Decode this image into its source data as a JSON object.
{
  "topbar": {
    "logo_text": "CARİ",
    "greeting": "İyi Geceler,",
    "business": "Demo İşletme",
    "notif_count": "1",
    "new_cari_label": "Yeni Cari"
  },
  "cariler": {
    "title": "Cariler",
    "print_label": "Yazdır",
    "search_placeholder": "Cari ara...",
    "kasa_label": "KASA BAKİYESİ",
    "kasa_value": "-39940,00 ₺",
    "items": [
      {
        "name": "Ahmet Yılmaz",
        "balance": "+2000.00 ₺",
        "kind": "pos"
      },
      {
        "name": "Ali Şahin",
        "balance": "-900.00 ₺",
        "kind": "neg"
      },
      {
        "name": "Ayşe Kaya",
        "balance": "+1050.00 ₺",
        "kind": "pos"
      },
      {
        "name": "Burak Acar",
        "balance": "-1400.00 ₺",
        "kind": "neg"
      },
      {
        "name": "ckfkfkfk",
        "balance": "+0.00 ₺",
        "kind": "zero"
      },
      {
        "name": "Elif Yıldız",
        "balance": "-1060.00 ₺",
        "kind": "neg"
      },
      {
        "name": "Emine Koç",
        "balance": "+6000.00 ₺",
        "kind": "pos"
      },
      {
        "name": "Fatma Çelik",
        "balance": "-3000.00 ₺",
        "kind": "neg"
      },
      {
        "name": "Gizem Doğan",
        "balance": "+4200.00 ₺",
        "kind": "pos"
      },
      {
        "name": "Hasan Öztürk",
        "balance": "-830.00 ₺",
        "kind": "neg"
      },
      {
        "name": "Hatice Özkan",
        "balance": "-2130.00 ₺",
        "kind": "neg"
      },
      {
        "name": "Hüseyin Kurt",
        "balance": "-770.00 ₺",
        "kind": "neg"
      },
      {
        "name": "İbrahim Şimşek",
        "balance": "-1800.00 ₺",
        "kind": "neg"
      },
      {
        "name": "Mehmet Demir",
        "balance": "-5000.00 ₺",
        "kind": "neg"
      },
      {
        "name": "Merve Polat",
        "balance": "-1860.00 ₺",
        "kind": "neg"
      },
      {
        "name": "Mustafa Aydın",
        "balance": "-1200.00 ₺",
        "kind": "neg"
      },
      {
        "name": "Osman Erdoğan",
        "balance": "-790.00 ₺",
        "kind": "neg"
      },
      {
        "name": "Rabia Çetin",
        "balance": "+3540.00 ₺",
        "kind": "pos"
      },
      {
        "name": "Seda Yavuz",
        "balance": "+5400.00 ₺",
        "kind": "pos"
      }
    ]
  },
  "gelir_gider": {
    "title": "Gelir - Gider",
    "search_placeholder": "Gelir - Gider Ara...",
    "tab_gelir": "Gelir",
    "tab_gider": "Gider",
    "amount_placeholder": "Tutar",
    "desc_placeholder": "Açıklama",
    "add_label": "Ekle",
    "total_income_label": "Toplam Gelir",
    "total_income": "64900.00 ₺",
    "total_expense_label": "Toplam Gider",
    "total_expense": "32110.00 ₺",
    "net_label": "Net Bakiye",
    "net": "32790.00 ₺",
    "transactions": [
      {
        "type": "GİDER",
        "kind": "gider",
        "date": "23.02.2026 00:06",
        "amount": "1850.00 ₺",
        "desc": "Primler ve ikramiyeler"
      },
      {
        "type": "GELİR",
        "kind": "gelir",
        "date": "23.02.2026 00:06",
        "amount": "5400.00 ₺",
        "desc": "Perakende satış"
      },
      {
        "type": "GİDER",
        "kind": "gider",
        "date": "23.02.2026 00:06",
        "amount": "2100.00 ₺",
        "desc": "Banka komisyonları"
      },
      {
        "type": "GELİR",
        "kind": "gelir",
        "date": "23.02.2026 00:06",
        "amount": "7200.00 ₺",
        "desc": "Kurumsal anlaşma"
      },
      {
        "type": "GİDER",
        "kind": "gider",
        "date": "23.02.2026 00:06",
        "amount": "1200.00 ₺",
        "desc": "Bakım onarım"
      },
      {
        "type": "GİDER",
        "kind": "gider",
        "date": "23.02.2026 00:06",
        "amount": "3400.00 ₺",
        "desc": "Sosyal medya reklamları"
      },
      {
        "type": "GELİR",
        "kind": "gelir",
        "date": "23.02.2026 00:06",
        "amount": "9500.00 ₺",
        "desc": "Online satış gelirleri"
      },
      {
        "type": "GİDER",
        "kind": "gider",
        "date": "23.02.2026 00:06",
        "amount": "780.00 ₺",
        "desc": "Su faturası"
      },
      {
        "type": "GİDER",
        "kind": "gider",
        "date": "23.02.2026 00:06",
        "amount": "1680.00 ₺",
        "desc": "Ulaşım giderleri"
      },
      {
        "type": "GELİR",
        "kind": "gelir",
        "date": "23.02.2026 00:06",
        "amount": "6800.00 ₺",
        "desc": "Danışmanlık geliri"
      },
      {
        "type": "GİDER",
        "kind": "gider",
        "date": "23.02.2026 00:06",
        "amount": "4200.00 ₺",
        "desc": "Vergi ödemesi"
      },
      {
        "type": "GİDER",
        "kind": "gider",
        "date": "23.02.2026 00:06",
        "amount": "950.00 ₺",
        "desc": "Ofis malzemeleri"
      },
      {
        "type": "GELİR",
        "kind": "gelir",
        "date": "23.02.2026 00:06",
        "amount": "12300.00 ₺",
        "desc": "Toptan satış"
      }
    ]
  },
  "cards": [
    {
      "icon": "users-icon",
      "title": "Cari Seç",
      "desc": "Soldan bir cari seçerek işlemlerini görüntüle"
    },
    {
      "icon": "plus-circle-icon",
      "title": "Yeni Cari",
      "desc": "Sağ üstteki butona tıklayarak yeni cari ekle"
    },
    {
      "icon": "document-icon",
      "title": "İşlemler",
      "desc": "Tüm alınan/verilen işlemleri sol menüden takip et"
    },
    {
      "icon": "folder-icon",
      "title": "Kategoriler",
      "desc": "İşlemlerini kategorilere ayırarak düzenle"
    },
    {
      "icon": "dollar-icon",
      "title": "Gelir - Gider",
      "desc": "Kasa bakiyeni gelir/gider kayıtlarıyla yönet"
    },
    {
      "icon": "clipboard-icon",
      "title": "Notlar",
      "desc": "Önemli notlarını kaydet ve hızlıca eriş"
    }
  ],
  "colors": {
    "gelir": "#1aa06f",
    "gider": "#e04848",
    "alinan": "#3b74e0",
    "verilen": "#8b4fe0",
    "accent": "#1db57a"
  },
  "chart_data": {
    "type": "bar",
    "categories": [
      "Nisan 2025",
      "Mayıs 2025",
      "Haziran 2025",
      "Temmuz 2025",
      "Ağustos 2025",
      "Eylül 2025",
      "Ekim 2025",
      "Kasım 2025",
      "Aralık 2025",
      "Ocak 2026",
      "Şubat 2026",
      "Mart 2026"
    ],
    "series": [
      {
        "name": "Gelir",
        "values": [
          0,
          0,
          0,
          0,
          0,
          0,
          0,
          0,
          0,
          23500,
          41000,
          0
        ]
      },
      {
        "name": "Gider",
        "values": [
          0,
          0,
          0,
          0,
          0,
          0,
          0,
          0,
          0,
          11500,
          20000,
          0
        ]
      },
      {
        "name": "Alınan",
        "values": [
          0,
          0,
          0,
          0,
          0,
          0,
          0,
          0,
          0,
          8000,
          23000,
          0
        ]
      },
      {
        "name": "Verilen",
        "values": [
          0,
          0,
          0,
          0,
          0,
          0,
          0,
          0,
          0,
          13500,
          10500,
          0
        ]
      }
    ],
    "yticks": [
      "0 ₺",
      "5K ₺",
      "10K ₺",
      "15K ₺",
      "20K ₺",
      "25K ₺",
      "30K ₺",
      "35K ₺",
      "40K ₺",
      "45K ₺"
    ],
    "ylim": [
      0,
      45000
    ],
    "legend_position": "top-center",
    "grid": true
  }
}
++++++
Task objective ::
Provide solely the number of lines in the data that include the word "Toplam".

The answer ::
2